* _Page text_
Writers are indeed a lucky bunch.  We do what we love, and we get paid for it. 

Although the topics of my most recent blogposts have focused on the down-side of the business, I’m well aware that I’m fortunate to be living my dreams.  Still, this is a writer’s blog, and where else are you going to see those problems addressed?  If I were only to give you the sweetness-and-light aspects of being a writer, this blog would become boring in a hurry.  All I’m trying to get across is that all writers suffer from the same anxieties.  That no writer is immune to the demons of self-doubt, no matter where they are in their careers. 

Yes, I have the greatest job in the world.  But it wasn’t always this way.  And here’s where I take issue with people who say that writers have no right to whine because they don’t have the same concerns of other working stiffs. 

When you’re just starting out as a writer, you’re working completely on spec.  You’re pouring long hours and your genius into a manuscript that may never sell.  You’re working for nothing, plus you’re probably holding down a regular job at the same time.  Any other worker can at least expect to get paid for his labors, but for a new writer, nothing is assured.  He may have to write two, three, even ten unpublished manuscripts before he gets “the call.”

[Element and region data]
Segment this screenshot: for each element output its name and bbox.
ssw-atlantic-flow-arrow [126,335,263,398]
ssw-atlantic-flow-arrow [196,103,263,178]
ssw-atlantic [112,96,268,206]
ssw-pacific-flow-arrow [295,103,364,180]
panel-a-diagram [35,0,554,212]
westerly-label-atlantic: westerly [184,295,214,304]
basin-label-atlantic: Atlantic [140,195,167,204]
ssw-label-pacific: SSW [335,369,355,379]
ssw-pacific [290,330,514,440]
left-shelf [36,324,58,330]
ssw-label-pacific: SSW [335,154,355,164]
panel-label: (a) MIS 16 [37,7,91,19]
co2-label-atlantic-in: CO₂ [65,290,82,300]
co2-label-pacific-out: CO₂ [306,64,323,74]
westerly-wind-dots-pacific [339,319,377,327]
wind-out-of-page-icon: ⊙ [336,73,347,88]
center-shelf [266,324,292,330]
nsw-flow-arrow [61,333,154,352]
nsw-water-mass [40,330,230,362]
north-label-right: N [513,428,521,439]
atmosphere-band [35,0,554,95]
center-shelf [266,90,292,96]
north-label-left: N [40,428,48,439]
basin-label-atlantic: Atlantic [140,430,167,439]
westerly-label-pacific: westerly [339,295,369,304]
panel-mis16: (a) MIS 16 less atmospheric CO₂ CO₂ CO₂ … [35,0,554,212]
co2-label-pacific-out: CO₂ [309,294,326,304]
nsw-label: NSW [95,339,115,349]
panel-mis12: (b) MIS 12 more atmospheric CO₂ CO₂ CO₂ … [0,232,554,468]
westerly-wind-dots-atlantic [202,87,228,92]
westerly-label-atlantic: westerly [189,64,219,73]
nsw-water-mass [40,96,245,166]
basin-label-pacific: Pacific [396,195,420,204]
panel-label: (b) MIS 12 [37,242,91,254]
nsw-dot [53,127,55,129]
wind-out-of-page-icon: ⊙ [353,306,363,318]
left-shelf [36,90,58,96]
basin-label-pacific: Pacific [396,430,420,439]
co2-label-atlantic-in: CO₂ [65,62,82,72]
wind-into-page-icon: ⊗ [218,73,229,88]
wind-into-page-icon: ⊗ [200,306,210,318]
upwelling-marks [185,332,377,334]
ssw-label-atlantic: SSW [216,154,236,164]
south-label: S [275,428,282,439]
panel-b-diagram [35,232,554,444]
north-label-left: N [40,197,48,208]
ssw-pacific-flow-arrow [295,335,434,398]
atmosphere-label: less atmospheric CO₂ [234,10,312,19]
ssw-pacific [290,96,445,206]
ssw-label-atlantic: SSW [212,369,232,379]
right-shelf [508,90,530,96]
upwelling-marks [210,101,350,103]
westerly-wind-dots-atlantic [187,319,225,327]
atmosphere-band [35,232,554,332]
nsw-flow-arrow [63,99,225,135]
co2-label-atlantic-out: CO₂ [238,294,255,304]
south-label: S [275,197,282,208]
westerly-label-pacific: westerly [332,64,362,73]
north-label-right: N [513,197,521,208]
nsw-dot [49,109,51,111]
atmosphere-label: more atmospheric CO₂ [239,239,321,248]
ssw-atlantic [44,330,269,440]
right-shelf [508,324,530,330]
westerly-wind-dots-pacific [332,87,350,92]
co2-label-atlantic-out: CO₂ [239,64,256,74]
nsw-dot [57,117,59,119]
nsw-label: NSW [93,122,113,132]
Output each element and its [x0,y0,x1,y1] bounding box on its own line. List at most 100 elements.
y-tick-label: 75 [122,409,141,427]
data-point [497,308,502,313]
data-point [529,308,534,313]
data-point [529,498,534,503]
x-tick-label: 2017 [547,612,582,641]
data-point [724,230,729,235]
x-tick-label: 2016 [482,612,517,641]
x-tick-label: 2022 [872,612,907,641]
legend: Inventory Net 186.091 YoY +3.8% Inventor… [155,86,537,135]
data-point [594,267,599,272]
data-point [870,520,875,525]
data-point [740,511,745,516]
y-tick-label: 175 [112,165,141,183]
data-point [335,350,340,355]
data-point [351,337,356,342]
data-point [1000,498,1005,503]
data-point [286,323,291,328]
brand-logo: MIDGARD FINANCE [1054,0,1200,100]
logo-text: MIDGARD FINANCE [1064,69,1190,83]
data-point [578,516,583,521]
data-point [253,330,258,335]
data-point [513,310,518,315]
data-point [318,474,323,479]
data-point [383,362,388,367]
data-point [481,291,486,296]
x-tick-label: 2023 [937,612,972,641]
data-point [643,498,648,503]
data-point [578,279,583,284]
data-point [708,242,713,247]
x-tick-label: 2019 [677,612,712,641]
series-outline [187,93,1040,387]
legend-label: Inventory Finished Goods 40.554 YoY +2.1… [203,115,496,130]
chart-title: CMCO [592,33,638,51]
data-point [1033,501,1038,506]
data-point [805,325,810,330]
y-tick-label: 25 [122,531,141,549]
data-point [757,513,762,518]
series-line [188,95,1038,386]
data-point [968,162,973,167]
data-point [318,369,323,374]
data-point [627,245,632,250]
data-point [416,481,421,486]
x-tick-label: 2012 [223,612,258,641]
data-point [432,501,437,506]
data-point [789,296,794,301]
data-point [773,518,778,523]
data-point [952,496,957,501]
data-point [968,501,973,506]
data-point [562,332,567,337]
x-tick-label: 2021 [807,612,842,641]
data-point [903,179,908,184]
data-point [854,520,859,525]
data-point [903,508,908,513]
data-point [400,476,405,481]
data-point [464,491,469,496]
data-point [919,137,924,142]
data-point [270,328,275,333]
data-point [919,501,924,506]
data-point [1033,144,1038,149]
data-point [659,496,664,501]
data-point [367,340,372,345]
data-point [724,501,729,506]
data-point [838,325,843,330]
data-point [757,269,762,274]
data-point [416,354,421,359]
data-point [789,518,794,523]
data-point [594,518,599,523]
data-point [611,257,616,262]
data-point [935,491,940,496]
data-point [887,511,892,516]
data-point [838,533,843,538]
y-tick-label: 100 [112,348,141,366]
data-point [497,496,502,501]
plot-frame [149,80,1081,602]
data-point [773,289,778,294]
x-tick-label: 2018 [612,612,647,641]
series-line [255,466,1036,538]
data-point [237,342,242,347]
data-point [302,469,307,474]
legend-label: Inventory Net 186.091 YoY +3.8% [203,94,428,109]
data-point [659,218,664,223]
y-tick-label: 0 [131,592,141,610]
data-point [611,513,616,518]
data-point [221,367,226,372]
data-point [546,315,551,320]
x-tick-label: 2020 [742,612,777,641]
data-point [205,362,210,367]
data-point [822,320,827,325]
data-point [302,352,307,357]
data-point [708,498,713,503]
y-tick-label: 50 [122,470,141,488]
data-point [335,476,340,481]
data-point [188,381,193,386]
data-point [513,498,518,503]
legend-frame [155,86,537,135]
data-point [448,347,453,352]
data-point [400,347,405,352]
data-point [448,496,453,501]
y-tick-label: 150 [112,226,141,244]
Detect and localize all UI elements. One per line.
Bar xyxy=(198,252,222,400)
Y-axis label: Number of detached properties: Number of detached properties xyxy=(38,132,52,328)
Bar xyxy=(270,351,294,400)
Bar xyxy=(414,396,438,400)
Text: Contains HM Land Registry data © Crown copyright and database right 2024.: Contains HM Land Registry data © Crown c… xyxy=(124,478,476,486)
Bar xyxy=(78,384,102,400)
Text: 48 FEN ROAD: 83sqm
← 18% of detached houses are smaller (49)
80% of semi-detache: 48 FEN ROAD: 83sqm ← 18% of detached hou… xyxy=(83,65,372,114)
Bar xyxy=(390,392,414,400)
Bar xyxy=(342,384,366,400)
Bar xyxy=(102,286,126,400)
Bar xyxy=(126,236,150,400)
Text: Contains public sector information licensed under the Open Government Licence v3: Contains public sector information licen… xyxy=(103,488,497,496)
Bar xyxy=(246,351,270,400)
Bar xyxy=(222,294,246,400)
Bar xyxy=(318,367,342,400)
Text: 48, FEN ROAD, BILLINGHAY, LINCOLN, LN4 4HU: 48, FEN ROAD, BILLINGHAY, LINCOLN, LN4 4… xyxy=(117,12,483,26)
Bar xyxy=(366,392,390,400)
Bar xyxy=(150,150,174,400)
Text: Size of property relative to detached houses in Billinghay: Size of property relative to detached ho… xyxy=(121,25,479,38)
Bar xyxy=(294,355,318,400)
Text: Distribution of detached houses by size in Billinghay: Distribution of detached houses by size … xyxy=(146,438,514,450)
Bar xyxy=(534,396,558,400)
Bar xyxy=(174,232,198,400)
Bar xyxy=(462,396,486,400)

* _Things to do_
A - Using the blog post on writers, decide whether each statement below agrees with it, giving yes or no plus the exact words from the post that settle it. (i) The post claims that all writers share the same anxieties. (ii) The post says a new writer can count on being paid for the work. (iii) The post says a new writer may write as many as ten unpublished manuscripts before getting "the call."
B - Reproduce word for word everything in the rows from the first one down to the row containing "basin-label-pacific: Pacific [396,430,420,439]", with both ends included.

* _Response list_
A -
(i) Yes: "All I’m trying to get across is that all writers suffer from the same anxieties."
(ii) No: "Any other worker can at least expect to get paid for his labors, but for a new writer, nothing is assured."
(iii) Yes: "He may have to write two, three, even ten unpublished manuscripts before he gets “the call.”"

B -
Segment this screenshot: for each element output its name and bbox.
ssw-atlantic-flow-arrow [126,335,263,398]
ssw-atlantic-flow-arrow [196,103,263,178]
ssw-atlantic [112,96,268,206]
ssw-pacific-flow-arrow [295,103,364,180]
panel-a-diagram [35,0,554,212]
westerly-label-atlantic: westerly [184,295,214,304]
basin-label-atlantic: Atlantic [140,195,167,204]
ssw-label-pacific: SSW [335,369,355,379]
ssw-pacific [290,330,514,440]
left-shelf [36,324,58,330]
ssw-label-pacific: SSW [335,154,355,164]
panel-label: (a) MIS 16 [37,7,91,19]
co2-label-atlantic-in: CO₂ [65,290,82,300]
co2-label-pacific-out: CO₂ [306,64,323,74]
westerly-wind-dots-pacific [339,319,377,327]
wind-out-of-page-icon: ⊙ [336,73,347,88]
center-shelf [266,324,292,330]
nsw-flow-arrow [61,333,154,352]
nsw-water-mass [40,330,230,362]
north-label-right: N [513,428,521,439]
atmosphere-band [35,0,554,95]
center-shelf [266,90,292,96]
north-label-left: N [40,428,48,439]
basin-label-atlantic: Atlantic [140,430,167,439]
westerly-label-pacific: westerly [339,295,369,304]
panel-mis16: (a) MIS 16 less atmospheric CO₂ CO₂ CO₂ … [35,0,554,212]
co2-label-pacific-out: CO₂ [309,294,326,304]
nsw-label: NSW [95,339,115,349]
panel-mis12: (b) MIS 12 more atmospheric CO₂ CO₂ CO₂ … [0,232,554,468]
westerly-wind-dots-atlantic [202,87,228,92]
westerly-label-atlantic: westerly [189,64,219,73]
nsw-water-mass [40,96,245,166]
basin-label-pacific: Pacific [396,195,420,204]
panel-label: (b) MIS 12 [37,242,91,254]
nsw-dot [53,127,55,129]
wind-out-of-page-icon: ⊙ [353,306,363,318]
left-shelf [36,90,58,96]
basin-label-pacific: Pacific [396,430,420,439]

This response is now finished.